Below is a block of records; repeat all of them exactly.
────────────────────
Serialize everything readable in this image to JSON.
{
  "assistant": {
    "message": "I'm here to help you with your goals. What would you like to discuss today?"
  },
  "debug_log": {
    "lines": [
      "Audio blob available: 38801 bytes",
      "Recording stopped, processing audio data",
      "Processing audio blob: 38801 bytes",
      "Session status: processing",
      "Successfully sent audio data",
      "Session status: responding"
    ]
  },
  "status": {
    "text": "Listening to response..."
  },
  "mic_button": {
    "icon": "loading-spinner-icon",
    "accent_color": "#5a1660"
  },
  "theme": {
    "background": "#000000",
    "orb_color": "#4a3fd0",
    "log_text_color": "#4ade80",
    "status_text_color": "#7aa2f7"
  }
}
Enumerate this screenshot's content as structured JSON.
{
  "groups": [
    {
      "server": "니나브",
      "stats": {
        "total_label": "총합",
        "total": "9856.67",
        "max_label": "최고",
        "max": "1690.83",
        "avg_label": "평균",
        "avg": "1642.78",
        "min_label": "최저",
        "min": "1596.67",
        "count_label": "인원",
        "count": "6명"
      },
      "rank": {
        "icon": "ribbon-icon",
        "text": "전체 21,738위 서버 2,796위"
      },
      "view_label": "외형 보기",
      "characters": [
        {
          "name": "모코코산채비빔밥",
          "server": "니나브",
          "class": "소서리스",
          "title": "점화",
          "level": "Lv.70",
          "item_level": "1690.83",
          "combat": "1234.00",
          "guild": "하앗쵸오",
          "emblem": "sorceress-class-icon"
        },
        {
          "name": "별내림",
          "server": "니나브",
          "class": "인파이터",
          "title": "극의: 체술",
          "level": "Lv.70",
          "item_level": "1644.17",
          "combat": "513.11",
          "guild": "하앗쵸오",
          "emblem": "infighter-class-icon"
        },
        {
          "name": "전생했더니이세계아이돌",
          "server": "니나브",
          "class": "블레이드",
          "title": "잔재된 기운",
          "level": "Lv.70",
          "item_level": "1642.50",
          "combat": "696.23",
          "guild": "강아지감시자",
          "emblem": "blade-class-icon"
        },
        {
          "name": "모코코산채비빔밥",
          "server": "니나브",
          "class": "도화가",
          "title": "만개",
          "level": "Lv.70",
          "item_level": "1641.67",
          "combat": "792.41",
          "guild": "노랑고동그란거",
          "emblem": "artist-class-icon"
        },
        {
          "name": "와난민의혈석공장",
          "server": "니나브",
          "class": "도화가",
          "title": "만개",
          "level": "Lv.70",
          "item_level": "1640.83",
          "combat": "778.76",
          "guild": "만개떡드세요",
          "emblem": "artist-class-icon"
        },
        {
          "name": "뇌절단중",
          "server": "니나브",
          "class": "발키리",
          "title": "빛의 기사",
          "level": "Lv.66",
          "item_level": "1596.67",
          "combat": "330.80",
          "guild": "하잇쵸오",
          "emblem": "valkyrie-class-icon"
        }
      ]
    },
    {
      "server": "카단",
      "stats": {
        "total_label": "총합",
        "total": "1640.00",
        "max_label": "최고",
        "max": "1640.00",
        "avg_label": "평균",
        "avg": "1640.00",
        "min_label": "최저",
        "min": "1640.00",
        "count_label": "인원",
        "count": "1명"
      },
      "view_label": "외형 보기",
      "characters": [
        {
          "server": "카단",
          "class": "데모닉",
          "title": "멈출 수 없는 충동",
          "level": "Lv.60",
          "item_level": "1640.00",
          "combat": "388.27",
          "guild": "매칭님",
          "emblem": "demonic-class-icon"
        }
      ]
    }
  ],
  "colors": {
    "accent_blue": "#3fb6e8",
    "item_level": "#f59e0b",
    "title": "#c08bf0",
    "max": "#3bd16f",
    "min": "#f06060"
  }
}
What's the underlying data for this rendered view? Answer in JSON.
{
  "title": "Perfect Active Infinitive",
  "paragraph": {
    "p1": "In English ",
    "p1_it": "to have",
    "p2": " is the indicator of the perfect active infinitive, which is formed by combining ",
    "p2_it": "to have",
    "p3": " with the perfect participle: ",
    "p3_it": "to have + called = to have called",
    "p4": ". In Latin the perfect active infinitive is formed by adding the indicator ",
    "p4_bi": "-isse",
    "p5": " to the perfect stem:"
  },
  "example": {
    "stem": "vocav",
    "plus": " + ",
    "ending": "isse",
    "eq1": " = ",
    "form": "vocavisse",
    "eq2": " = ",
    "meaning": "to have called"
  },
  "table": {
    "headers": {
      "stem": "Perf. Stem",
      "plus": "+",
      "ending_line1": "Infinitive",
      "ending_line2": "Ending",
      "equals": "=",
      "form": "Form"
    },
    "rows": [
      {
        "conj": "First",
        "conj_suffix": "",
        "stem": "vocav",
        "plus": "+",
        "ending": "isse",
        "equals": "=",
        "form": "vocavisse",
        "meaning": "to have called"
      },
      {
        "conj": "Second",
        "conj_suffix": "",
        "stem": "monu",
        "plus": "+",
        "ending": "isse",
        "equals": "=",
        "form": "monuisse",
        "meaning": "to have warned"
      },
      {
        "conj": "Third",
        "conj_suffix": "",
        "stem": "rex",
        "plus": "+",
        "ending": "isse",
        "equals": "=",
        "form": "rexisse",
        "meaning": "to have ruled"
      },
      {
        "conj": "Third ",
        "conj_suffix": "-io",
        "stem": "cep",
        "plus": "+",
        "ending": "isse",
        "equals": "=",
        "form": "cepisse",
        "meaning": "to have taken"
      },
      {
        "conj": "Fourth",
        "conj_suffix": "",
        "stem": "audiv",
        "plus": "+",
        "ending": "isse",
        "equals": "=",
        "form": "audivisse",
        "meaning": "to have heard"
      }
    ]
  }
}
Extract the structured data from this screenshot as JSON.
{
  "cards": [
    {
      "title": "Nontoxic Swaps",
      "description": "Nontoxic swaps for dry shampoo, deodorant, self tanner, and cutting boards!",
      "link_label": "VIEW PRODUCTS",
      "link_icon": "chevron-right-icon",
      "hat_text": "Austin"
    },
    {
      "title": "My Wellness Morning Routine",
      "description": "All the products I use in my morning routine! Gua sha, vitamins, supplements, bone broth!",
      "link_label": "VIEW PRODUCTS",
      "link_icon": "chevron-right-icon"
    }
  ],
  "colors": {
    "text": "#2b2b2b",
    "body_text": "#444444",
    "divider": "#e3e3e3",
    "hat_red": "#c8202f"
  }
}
────────────────────
* RESPONSE TO THE EXERCISE *
Serialize everything readable in this image to JSON.
{
  "assistant": {
    "message": "I'm here to help you with your goals. What would you like to discuss today?"
  },
  "debug_log": {
    "lines": [
      "Audio blob available: 38801 bytes",
      "Recording stopped, processing audio data",
      "Processing audio blob: 38801 bytes",
      "Session status: processing",
      "Successfully sent audio data",
      "Session status: responding"
    ]
  },
  "status": {
    "text": "Listening to response..."
  },
  "mic_button": {
    "icon": "loading-spinner-icon",
    "accent_color": "#5a1660"
  },
  "theme": {
    "background": "#000000",
    "orb_color": "#4a3fd0",
    "log_text_color": "#4ade80",
    "status_text_color": "#7aa2f7"
  }
}
Enumerate this screenshot's content as structured JSON.
{
  "groups": [
    {
      "server": "니나브",
      "stats": {
        "total_label": "총합",
        "total": "9856.67",
        "max_label": "최고",
        "max": "1690.83",
        "avg_label": "평균",
        "avg": "1642.78",
        "min_label": "최저",
        "min": "1596.67",
        "count_label": "인원",
        "count": "6명"
      },
      "rank": {
        "icon": "ribbon-icon",
        "text": "전체 21,738위 서버 2,796위"
      },
      "view_label": "외형 보기",
      "characters": [
        {
          "name": "모코코산채비빔밥",
          "server": "니나브",
          "class": "소서리스",
          "title": "점화",
          "level": "Lv.70",
          "item_level": "1690.83",
          "combat": "1234.00",
          "guild": "하앗쵸오",
          "emblem": "sorceress-class-icon"
        },
        {
          "name": "별내림",
          "server": "니나브",
          "class": "인파이터",
          "title": "극의: 체술",
          "level": "Lv.70",
          "item_level": "1644.17",
          "combat": "513.11",
          "guild": "하앗쵸오",
          "emblem": "infighter-class-icon"
        },
        {
          "name": "전생했더니이세계아이돌",
          "server": "니나브",
          "class": "블레이드",
          "title": "잔재된 기운",
          "level": "Lv.70",
          "item_level": "1642.50",
          "combat": "696.23",
          "guild": "강아지감시자",
          "emblem": "blade-class-icon"
        },
        {
          "name": "모코코산채비빔밥",
          "server": "니나브",
          "class": "도화가",
          "title": "만개",
          "level": "Lv.70",
          "item_level": "1641.67",
          "combat": "792.41",
          "guild": "노랑고동그란거",
          "emblem": "artist-class-icon"
        },
        {
          "name": "와난민의혈석공장",
          "server": "니나브",
          "class": "도화가",
          "title": "만개",
          "level": "Lv.70",
          "item_level": "1640.83",
          "combat": "778.76",
          "guild": "만개떡드세요",
          "emblem": "artist-class-icon"
        },
        {
          "name": "뇌절단중",
          "server": "니나브",
          "class": "발키리",
          "title": "빛의 기사",
          "level": "Lv.66",
          "item_level": "1596.67",
          "combat": "330.80",
          "guild": "하잇쵸오",
          "emblem": "valkyrie-class-icon"
        }
      ]
    },
    {
      "server": "카단",
      "stats": {
        "total_label": "총합",
        "total": "1640.00",
        "max_label": "최고",
        "max": "1640.00",
        "avg_label": "평균",
        "avg": "1640.00",
        "min_label": "최저",
        "min": "1640.00",
        "count_label": "인원",
        "count": "1명"
      },
      "view_label": "외형 보기",
      "characters": [
        {
          "server": "카단",
          "class": "데모닉",
          "title": "멈출 수 없는 충동",
          "level": "Lv.60",
          "item_level": "1640.00",
          "combat": "388.27",
          "guild": "매칭님",
          "emblem": "demonic-class-icon"
        }
      ]
    }
  ],
  "colors": {
    "accent_blue": "#3fb6e8",
    "item_level": "#f59e0b",
    "title": "#c08bf0",
    "max": "#3bd16f",
    "min": "#f06060"
  }
}
What's the underlying data for this rendered view? Answer in JSON.
{
  "title": "Perfect Active Infinitive",
  "paragraph": {
    "p1": "In English ",
    "p1_it": "to have",
    "p2": " is the indicator of the perfect active infinitive, which is formed by combining ",
    "p2_it": "to have",
    "p3": " with the perfect participle: ",
    "p3_it": "to have + called = to have called",
    "p4": ". In Latin the perfect active infinitive is formed by adding the indicator ",
    "p4_bi": "-isse",
    "p5": " to the perfect stem:"
  },
  "example": {
    "stem": "vocav",
    "plus": " + ",
    "ending": "isse",
    "eq1": " = ",
    "form": "vocavisse",
    "eq2": " = ",
    "meaning": "to have called"
  },
  "table": {
    "headers": {
      "stem": "Perf. Stem",
      "plus": "+",
      "ending_line1": "Infinitive",
      "ending_line2": "Ending",
      "equals": "=",
      "form": "Form"
    },
    "rows": [
      {
        "conj": "First",
        "conj_suffix": "",
        "stem": "vocav",
        "plus": "+",
        "ending": "isse",
        "equals": "=",
        "form": "vocavisse",
        "meaning": "to have called"
      },
      {
        "conj": "Second",
        "conj_suffix": "",
        "stem": "monu",
        "plus": "+",
        "ending": "isse",
        "equals": "=",
        "form": "monuisse",
        "meaning": "to have warned"
      },
      {
        "conj": "Third",
        "conj_suffix": "",
        "stem": "rex",
        "plus": "+",
        "ending": "isse",
        "equals": "=",
        "form": "rexisse",
        "meaning": "to have ruled"
      },
      {
        "conj": "Third ",
        "conj_suffix": "-io",
        "stem": "cep",
        "plus": "+",
        "ending": "isse",
        "equals": "=",
        "form": "cepisse",
        "meaning": "to have taken"
      },
      {
        "conj": "Fourth",
        "conj_suffix": "",
        "stem": "audiv",
        "plus": "+",
        "ending": "isse",
        "equals": "=",
        "form": "audivisse",
        "meaning": "to have heard"
      }
    ]
  }
}
Extract the structured data from this screenshot as JSON.
{
  "cards": [
    {
      "title": "Nontoxic Swaps",
      "description": "Nontoxic swaps for dry shampoo, deodorant, self tanner, and cutting boards!",
      "link_label": "VIEW PRODUCTS",
      "link_icon": "chevron-right-icon",
      "hat_text": "Austin"
    },
    {
      "title": "My Wellness Morning Routine",
      "description": "All the products I use in my morning routine! Gua sha, vitamins, supplements, bone broth!",
      "link_label": "VIEW PRODUCTS",
      "link_icon": "chevron-right-icon"
    }
  ],
  "colors": {
    "text": "#2b2b2b",
    "body_text": "#444444",
    "divider": "#e3e3e3",
    "hat_red": "#c8202f"
  }
}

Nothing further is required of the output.